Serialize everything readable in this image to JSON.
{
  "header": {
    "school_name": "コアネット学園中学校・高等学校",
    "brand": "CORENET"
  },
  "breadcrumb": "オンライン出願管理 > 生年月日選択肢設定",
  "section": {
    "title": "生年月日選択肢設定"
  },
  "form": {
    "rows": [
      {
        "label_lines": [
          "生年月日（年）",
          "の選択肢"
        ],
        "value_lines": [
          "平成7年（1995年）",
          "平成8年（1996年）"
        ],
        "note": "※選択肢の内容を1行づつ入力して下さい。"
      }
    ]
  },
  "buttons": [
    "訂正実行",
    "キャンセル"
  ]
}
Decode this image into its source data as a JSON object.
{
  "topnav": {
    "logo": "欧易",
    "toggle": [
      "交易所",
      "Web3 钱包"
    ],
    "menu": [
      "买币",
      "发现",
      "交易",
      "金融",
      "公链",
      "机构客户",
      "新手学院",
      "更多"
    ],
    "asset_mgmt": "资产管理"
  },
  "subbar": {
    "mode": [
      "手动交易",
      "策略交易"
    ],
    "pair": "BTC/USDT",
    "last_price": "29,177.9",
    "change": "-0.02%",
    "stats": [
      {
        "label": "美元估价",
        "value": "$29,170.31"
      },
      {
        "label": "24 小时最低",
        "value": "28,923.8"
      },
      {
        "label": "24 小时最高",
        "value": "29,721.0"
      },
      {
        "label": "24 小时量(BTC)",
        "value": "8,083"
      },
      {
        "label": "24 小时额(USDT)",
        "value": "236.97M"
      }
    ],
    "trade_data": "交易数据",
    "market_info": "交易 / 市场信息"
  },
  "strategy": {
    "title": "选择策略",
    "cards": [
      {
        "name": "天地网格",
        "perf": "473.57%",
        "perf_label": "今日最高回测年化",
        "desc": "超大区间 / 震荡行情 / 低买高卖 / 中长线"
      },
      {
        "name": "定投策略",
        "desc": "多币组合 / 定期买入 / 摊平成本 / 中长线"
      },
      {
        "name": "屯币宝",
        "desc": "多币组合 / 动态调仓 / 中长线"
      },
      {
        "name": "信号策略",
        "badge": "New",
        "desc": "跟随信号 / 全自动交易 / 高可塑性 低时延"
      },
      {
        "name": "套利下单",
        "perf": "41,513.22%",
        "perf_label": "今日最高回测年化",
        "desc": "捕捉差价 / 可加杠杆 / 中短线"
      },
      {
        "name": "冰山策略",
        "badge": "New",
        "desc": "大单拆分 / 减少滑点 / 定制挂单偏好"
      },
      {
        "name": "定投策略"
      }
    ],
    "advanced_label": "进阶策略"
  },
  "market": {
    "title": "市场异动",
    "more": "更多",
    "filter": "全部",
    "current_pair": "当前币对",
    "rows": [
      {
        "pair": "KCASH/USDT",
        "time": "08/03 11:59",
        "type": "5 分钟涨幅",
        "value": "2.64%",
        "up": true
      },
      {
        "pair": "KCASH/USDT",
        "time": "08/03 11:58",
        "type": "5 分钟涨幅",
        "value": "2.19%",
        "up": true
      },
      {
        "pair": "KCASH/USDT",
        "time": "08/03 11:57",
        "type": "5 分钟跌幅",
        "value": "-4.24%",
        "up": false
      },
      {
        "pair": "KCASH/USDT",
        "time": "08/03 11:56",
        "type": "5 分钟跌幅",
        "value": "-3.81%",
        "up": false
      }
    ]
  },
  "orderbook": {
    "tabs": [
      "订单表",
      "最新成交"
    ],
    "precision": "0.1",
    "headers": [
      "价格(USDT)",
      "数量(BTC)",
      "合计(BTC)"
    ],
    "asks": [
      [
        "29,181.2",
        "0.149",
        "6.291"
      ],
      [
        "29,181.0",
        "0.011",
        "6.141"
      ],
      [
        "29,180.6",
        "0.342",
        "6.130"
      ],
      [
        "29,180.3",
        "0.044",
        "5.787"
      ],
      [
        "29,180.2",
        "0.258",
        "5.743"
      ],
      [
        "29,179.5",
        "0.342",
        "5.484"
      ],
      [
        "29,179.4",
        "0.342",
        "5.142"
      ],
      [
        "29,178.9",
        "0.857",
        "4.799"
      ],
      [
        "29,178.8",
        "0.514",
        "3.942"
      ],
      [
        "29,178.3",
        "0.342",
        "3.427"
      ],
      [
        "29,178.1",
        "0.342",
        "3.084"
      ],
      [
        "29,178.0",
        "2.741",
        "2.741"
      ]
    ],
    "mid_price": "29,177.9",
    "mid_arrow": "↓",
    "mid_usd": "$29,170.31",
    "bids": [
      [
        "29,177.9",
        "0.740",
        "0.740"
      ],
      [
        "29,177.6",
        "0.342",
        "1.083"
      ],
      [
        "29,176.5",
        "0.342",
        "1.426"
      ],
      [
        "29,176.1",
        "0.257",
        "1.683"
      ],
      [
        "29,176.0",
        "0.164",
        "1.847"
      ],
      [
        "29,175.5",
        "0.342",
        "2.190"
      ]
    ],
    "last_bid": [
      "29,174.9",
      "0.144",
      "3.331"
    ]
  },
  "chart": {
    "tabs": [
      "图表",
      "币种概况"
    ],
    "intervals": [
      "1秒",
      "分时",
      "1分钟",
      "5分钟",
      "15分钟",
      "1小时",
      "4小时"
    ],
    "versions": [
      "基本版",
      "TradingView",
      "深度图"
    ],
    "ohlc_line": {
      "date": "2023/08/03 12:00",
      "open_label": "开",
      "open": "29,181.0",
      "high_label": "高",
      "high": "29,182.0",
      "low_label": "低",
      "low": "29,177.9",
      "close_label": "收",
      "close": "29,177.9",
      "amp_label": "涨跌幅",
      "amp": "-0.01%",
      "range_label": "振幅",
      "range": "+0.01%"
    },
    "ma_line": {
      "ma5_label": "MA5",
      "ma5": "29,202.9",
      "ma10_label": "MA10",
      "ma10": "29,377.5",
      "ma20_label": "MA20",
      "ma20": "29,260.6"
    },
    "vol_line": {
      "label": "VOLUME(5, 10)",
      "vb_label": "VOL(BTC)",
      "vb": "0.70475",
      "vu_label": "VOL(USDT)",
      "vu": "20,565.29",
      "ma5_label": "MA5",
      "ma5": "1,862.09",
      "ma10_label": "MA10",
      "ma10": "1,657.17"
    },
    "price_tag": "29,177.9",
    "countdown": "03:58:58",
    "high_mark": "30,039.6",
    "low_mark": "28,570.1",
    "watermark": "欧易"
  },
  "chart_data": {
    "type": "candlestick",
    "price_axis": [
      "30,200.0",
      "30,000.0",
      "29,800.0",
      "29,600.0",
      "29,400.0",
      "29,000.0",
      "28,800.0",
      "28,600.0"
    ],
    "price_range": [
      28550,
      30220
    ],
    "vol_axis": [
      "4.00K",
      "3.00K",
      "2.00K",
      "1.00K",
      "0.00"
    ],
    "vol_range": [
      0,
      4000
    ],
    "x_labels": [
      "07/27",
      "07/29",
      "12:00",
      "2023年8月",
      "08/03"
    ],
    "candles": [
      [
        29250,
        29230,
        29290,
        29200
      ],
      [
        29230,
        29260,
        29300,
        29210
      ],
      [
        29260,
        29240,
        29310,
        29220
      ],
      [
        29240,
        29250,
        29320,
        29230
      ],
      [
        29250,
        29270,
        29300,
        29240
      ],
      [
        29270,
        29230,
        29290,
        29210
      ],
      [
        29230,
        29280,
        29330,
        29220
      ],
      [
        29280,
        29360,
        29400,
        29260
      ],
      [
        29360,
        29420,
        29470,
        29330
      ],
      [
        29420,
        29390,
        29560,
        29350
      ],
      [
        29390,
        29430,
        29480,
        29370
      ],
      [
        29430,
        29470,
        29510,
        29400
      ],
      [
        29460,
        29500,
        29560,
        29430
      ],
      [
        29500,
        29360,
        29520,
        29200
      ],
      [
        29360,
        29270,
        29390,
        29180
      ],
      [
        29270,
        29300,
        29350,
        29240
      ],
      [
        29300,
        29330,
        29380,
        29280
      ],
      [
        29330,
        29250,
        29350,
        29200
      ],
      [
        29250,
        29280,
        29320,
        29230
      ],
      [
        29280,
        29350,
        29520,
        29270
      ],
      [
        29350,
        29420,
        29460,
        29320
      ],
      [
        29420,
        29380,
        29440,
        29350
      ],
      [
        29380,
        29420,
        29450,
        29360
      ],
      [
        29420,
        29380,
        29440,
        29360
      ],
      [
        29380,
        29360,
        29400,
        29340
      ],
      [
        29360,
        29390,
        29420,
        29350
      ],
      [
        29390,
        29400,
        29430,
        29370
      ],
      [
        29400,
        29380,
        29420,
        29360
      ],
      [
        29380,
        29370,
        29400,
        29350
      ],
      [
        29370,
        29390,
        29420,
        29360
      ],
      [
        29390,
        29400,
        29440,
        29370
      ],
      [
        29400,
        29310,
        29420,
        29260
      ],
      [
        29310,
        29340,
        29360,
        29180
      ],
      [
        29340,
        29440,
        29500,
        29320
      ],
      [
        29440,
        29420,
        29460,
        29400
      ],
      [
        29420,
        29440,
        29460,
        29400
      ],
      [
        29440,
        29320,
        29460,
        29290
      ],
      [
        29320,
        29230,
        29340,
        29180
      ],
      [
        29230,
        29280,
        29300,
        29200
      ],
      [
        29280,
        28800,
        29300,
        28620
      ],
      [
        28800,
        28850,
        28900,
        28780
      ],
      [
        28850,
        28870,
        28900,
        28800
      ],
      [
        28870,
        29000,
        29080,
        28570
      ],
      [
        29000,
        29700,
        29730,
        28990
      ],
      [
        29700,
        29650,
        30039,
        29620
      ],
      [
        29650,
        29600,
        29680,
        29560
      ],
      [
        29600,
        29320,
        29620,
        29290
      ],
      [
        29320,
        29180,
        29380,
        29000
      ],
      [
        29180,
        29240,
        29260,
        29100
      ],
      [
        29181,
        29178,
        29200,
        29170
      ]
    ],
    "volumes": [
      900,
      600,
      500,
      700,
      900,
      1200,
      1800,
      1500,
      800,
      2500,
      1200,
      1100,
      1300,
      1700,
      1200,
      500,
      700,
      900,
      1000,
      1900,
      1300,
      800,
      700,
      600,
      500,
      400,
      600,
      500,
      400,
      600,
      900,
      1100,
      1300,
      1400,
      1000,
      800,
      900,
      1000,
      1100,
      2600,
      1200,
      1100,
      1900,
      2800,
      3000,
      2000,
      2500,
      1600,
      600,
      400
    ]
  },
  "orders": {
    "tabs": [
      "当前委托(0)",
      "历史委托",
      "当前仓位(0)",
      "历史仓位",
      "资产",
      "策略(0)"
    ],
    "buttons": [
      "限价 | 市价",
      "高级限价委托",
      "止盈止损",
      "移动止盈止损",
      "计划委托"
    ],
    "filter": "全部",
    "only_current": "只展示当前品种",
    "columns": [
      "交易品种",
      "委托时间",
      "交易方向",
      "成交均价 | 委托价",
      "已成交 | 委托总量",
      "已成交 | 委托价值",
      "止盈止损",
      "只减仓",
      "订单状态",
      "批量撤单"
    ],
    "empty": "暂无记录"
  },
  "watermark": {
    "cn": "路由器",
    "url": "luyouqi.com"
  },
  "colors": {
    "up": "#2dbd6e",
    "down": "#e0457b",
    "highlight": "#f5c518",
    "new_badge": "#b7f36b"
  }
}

Problem requirements —
Extract every line from the records above that contains the word "image".

Result below —
Serialize everything readable in this image to JSON.
Decode this image into its source data as a JSON object.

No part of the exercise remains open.